[Items from a data source]
********

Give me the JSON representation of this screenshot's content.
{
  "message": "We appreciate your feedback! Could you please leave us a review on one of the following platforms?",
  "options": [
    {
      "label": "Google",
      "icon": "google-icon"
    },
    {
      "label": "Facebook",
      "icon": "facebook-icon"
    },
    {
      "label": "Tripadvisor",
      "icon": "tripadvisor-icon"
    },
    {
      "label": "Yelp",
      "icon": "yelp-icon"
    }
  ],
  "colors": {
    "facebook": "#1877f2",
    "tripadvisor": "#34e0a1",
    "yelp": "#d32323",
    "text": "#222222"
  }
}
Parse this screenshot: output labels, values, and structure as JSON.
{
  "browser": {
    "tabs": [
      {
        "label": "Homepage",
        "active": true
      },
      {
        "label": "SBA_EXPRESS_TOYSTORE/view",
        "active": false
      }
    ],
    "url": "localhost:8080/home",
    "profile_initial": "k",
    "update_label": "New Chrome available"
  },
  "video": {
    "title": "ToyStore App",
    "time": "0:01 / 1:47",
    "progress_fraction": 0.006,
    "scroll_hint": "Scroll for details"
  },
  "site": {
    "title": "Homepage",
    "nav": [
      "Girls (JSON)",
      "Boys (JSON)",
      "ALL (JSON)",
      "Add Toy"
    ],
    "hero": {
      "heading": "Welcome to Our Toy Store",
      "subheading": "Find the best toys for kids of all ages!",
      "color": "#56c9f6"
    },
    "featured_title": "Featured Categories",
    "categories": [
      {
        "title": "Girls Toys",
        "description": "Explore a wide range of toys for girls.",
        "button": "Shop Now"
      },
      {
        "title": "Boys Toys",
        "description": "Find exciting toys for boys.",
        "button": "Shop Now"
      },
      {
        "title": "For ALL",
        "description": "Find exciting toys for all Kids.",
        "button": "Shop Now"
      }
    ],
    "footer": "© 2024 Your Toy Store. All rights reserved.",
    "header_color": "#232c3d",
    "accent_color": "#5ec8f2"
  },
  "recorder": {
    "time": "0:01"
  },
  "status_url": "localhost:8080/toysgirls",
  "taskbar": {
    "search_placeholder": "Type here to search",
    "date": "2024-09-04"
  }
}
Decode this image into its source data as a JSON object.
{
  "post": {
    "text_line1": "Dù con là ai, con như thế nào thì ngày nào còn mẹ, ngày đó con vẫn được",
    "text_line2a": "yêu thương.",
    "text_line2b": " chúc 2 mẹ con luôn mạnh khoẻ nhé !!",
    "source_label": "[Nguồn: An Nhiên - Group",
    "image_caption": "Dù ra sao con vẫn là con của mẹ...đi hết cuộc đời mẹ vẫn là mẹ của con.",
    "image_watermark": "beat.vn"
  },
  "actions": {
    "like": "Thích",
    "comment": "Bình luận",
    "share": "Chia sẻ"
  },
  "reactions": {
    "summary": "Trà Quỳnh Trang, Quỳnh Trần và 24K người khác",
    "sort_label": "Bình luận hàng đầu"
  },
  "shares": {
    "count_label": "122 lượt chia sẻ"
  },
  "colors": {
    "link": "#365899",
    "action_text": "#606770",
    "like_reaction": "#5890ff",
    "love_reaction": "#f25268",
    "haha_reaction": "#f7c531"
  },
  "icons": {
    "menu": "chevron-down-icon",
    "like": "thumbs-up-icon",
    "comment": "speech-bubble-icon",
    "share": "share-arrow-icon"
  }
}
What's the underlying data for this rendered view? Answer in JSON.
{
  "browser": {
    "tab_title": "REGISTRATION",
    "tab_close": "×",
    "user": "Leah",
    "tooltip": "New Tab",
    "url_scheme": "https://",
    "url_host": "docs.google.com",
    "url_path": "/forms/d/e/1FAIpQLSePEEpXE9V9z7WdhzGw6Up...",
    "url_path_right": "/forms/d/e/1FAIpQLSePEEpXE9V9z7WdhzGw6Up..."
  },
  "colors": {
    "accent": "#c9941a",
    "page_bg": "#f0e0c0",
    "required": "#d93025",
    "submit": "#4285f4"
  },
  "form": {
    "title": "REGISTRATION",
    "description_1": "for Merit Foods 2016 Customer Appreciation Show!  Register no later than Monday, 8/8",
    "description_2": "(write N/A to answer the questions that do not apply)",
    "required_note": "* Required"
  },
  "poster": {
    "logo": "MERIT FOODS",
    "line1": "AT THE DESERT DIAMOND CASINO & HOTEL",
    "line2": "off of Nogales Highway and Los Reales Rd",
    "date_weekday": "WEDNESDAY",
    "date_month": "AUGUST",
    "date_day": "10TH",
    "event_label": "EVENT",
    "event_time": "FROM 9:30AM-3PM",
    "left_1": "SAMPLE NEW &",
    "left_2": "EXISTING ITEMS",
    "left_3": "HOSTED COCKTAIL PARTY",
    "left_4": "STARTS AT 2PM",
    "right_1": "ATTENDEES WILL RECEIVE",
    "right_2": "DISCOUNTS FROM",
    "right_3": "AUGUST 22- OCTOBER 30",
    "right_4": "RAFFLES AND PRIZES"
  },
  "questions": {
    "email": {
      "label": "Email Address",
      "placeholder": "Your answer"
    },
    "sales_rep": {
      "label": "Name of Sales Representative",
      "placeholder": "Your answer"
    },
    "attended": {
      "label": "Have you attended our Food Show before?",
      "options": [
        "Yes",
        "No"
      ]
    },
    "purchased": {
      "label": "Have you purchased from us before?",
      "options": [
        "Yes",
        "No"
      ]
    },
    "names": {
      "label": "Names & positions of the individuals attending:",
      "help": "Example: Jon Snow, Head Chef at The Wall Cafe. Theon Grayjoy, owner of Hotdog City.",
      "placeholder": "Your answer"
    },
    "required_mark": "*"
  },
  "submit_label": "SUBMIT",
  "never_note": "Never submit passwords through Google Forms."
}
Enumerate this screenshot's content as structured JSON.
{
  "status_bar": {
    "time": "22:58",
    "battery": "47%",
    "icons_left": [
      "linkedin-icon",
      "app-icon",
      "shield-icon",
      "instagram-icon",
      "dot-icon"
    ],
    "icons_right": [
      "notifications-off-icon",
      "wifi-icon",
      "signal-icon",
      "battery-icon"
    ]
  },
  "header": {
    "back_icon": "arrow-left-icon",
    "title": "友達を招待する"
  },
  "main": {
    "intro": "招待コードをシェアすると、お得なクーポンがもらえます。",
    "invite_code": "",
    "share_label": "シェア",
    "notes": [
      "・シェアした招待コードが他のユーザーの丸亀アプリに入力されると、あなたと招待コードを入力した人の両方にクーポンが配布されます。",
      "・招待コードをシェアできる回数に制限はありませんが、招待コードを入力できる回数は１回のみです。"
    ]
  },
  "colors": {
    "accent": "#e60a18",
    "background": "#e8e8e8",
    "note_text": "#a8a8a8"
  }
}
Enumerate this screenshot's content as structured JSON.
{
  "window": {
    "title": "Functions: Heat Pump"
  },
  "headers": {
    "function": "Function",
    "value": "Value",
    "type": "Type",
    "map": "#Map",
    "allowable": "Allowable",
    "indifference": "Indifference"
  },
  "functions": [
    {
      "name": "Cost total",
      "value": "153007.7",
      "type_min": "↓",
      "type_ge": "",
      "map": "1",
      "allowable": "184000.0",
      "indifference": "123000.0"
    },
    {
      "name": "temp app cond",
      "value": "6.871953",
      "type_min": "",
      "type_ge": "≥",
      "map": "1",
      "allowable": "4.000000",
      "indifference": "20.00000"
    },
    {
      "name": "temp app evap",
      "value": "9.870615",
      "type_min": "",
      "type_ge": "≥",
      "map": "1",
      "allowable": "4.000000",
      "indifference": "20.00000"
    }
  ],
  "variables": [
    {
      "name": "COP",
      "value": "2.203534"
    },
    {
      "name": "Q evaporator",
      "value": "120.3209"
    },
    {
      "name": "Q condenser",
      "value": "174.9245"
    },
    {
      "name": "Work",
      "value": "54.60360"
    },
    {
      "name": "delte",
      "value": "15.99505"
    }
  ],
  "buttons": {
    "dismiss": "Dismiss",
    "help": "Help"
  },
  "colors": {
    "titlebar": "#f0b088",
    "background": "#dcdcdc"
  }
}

********

[EXERCISE INSTRUCTIONS]: Find the word "screenshot" in the data and copy out each line where it turns up.

[EXERCISE OUTPUT]:
Give me the JSON representation of this screenshot's content.
Parse this screenshot: output labels, values, and structure as JSON.
Enumerate this screenshot's content as structured JSON.
Enumerate this screenshot's content as structured JSON.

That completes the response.